* _WHAT THE TASK REQUIRES_
Using the material that follows, identify and copy each line with the string "偿债能力".
───── PROVIDED DATA
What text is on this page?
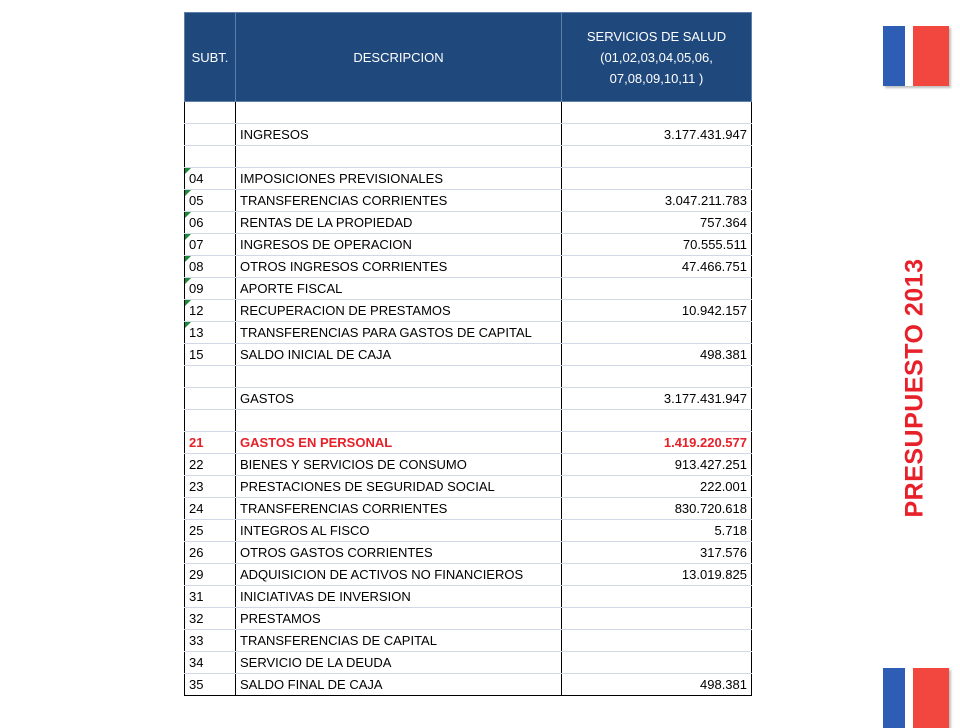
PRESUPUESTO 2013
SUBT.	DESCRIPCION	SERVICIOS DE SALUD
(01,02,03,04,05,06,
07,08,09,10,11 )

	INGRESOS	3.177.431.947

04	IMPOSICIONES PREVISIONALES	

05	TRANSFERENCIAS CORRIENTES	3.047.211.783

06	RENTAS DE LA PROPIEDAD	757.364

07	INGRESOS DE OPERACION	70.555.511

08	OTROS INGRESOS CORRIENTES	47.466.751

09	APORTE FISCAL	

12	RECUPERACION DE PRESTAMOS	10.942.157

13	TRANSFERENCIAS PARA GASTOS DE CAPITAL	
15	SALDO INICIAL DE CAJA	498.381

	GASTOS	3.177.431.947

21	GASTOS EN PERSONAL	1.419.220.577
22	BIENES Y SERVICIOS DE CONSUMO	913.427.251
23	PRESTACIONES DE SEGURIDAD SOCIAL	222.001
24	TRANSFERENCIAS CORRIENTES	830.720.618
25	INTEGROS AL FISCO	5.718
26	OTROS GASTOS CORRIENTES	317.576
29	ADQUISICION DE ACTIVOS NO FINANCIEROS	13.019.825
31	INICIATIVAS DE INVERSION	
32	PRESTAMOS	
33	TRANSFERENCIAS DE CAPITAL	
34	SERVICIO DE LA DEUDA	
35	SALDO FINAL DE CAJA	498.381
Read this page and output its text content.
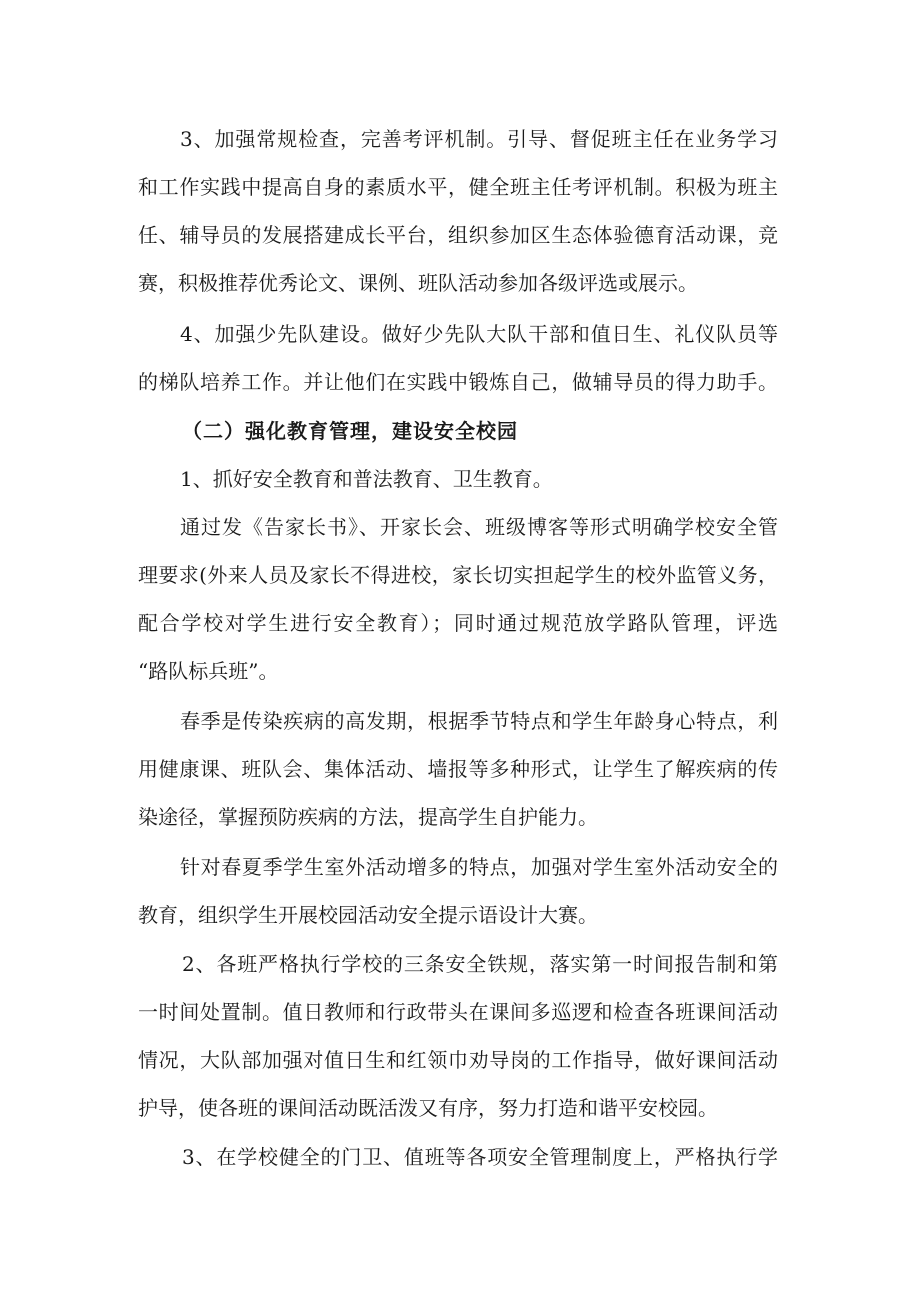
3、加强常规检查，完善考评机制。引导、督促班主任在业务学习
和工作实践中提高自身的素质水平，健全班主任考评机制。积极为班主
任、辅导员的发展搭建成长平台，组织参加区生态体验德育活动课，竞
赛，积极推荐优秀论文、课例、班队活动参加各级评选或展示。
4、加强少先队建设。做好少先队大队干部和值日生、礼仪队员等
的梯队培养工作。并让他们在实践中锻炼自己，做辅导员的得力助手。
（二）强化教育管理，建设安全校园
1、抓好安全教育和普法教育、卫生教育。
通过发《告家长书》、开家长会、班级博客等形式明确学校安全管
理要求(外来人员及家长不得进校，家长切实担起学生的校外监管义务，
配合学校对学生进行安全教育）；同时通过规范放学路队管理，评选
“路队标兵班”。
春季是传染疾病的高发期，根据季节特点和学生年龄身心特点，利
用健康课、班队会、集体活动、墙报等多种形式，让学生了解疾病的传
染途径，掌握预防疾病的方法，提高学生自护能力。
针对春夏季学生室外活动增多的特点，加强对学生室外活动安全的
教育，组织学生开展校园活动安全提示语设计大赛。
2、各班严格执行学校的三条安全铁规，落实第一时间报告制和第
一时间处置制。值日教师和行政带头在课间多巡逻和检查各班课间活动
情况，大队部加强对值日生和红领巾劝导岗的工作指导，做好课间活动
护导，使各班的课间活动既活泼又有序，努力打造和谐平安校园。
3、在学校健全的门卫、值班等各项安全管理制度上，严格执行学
──────────
───── PROVIDED DATA
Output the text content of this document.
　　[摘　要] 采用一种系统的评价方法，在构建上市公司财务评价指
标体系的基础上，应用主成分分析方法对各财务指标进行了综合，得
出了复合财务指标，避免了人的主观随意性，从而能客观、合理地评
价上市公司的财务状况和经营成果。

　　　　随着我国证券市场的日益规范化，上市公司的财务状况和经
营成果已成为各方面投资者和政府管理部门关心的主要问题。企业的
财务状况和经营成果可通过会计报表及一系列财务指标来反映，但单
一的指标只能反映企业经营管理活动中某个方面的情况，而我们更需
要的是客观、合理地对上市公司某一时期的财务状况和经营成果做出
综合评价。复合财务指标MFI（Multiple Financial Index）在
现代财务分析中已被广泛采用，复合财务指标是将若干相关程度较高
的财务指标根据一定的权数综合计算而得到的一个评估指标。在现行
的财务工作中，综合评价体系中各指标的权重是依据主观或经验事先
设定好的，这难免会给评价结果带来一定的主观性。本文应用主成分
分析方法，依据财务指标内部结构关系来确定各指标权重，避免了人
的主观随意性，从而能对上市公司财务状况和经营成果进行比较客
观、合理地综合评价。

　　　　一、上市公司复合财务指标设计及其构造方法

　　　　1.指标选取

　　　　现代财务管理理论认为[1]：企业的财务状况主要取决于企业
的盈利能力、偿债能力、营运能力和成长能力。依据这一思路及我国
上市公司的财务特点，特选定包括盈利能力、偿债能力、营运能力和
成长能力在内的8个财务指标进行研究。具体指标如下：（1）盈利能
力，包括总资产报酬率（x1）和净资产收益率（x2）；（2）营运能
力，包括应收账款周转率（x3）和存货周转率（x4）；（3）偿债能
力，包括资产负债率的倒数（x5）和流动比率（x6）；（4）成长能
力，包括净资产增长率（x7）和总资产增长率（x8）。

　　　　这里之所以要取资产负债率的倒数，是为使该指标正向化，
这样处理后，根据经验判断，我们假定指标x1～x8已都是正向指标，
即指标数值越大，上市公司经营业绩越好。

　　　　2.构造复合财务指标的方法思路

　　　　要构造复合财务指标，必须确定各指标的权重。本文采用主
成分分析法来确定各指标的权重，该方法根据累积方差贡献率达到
──────────
* _SOLUTION TO THE PROBLEM_
的盈利能力、偿债能力、营运能力和成长能力。依据这一思路及我国
上市公司的财务特点，特选定包括盈利能力、偿债能力、营运能力和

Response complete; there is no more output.